## Список задач
**1.** Выведите без изменений фрагмент исходного текста: начните со слов, в которых есть "Было заметно, что", и закончите после слов "целиком! — говорил Медведев.".
**2.** Ответьте по исходному тексту: в каком году прозвучала мысль из уст А. К. Глазунова на заседании репертуарной комиссии Облрабиса?

## Исходный текст
━━━━

В 1922 году я слышал почти дословное повторение этой мысли из уст А. К. Глазунова на заседании репертуарной комиссии Облрабиса по выработке пятилетнего плана Академического театра оперы и балета. На основании долголетних наблюдений позволяю себе высказать глубокое сожаление по поводу того, что мудрые советы больших людей оставлены без внимания.

«Такие оперы, — говорил Медведев, — хотя бы по одной в сезон — должны ставиться в каждом театре, потому что из-за вагнеровских требований к голосам и из-за «разговорчиков» современных итальянских композиторов артисты отвыкают от легато, теряют основу своей школы и перенапрягают голоса. И все форсируют—кто больше, кто меньше».

Было заметно, что он и себя причисляет к жертвам новой музыки. Это было понятно, так как деградация его голоса началась как раз с «Паяцев», и он сам недостаточно боролся против форсирования: в какой-то мере он терял границу между форсированием и энергией.

— Ярче, энергичней! Вы не поете, а полуспите! Пение

<Стр. 103>

не терпит вялости. Меня Николай Григорьевич [Рубинштейн] учил, что искусству надо отдавать себя целиком! — говорил Медведев.

━━━━

## Исходные строки
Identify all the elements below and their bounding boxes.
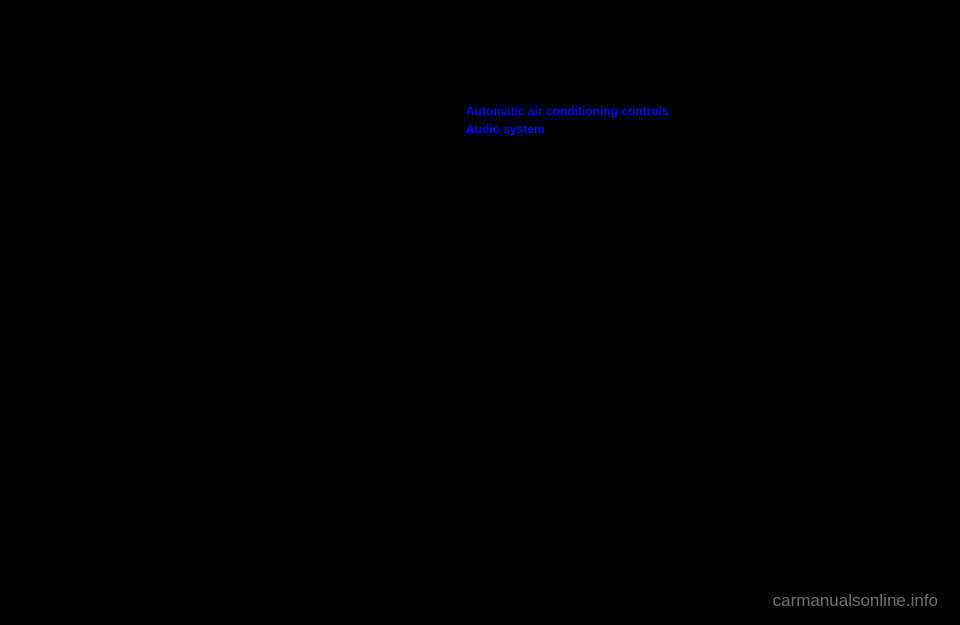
link-audio-system[interactable]: Audio system	[466, 122, 545, 136]
link-auto-ac[interactable]: Automatic air conditioning controls	[466, 104, 669, 118]
watermark-text: carmanualsonline.info	[773, 591, 938, 611]
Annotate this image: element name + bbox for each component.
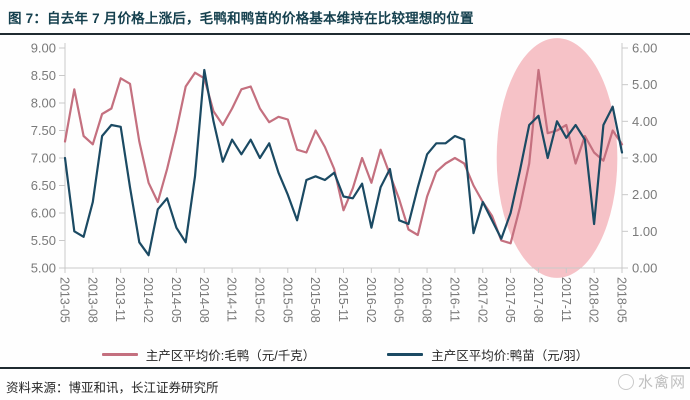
y-axis-tick-label-left: 6.50 <box>31 178 56 193</box>
y-axis-tick-label-left: 9.00 <box>31 41 56 56</box>
x-axis-tick-label: 2016-08 <box>420 277 434 323</box>
y-axis-tick-label-right: 0.00 <box>632 261 657 276</box>
legend-line-yamiao-icon <box>387 352 424 356</box>
x-axis-tick-label: 2017-05 <box>503 277 517 323</box>
x-axis-tick-label: 2014-05 <box>169 277 183 323</box>
y-axis-tick-label-left: 8.00 <box>31 96 56 111</box>
y-axis-tick-label-left: 7.00 <box>31 151 56 166</box>
x-axis-tick-label: 2018-05 <box>615 277 629 323</box>
y-axis-tick-label-right: 1.00 <box>632 224 657 239</box>
chart-title: 图 7：自去年 7 月价格上涨后，毛鸭和鸭苗的价格基本维持在比较理想的位置 <box>8 11 474 26</box>
legend-line-maoya-icon <box>101 352 138 356</box>
legend-item-maoya: 主产区平均价:毛鸭（元/千克） <box>101 345 316 364</box>
x-axis-tick-label: 2015-02 <box>252 277 266 323</box>
x-axis-tick-label: 2017-08 <box>531 277 545 323</box>
maoya-price-line <box>63 68 624 245</box>
y-axis-tick-label-left: 8.50 <box>31 68 56 83</box>
x-axis-tick-label: 2015-08 <box>308 277 322 323</box>
y-axis-tick-label-left: 6.00 <box>31 206 56 221</box>
x-axis-tick-label: 2014-08 <box>197 277 211 323</box>
x-axis-tick-label: 2016-05 <box>392 277 406 323</box>
y-axis-tick-label-left: 5.00 <box>31 261 56 276</box>
y-axis-tick-label-right: 3.00 <box>632 151 657 166</box>
x-axis-tick-label: 2014-11 <box>225 277 239 322</box>
x-axis-tick-label: 2015-05 <box>280 277 294 323</box>
y-axis-tick-label-left: 5.50 <box>31 233 56 248</box>
y-axis-tick-label-right: 4.00 <box>632 114 657 129</box>
x-axis-tick-label: 2013-08 <box>85 277 99 323</box>
y-axis-tick-label-right: 5.00 <box>632 77 657 92</box>
source-note: 资料来源：博亚和讯，长江证券研究所 <box>6 381 219 395</box>
title-divider <box>0 33 690 35</box>
x-axis-tick-label: 2016-02 <box>364 277 378 323</box>
watermark-text: 水禽网 <box>637 374 686 391</box>
legend-label-yamiao: 主产区平均价:鸭苗（元/羽） <box>431 348 589 363</box>
legend-label-maoya: 主产区平均价:毛鸭（元/千克） <box>145 348 316 363</box>
chart-legend: 主产区平均价:毛鸭（元/千克） 主产区平均价:鸭苗（元/羽） <box>0 341 690 367</box>
x-axis-tick-label: 2016-11 <box>447 277 461 322</box>
y-axis-tick-label-right: 2.00 <box>632 187 657 202</box>
footer-divider <box>0 367 690 369</box>
watermark-logo-icon <box>617 373 634 390</box>
x-axis-tick-label: 2013-11 <box>113 277 127 322</box>
highlight-ellipse <box>496 38 618 278</box>
x-axis-tick-label: 2018-02 <box>587 277 601 323</box>
legend-item-yamiao: 主产区平均价:鸭苗（元/羽） <box>387 345 588 364</box>
x-axis-tick-label: 2017-02 <box>475 277 489 323</box>
watermark: 水禽网 <box>617 371 686 392</box>
y-axis-tick-label-left: 7.50 <box>31 123 56 138</box>
y-axis-tick-label-right: 6.00 <box>632 41 657 56</box>
price-chart: 9.00 8.50 8.00 7.50 7.00 6.50 6.00 5.50 5.00 6.00… <box>31 38 657 323</box>
yamiao-price-line <box>63 68 624 257</box>
x-axis-tick-label: 2013-05 <box>58 277 72 323</box>
x-axis-tick-label: 2017-11 <box>559 277 573 322</box>
x-axis-tick-label: 2015-11 <box>336 277 350 322</box>
x-axis-tick-label: 2014-02 <box>141 277 155 323</box>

━━━━

## Ответы
**1.**
Было заметно, что он и себя причисляет к жертвам новой музыки. Это было понятно, так как деградация его голоса началась как раз с «Паяцев», и он сам недостаточно боролся против форсирования: в какой-то мере он терял границу между форсированием и энергией.

— Ярче, энергичней! Вы не поете, а полуспите! Пение

<Стр. 103>

не терпит вялости. Меня Николай Григорьевич [Рубинштейн] учил, что искусству надо отдавать себя целиком! — говорил Медведев.

**2.** В 1922 году.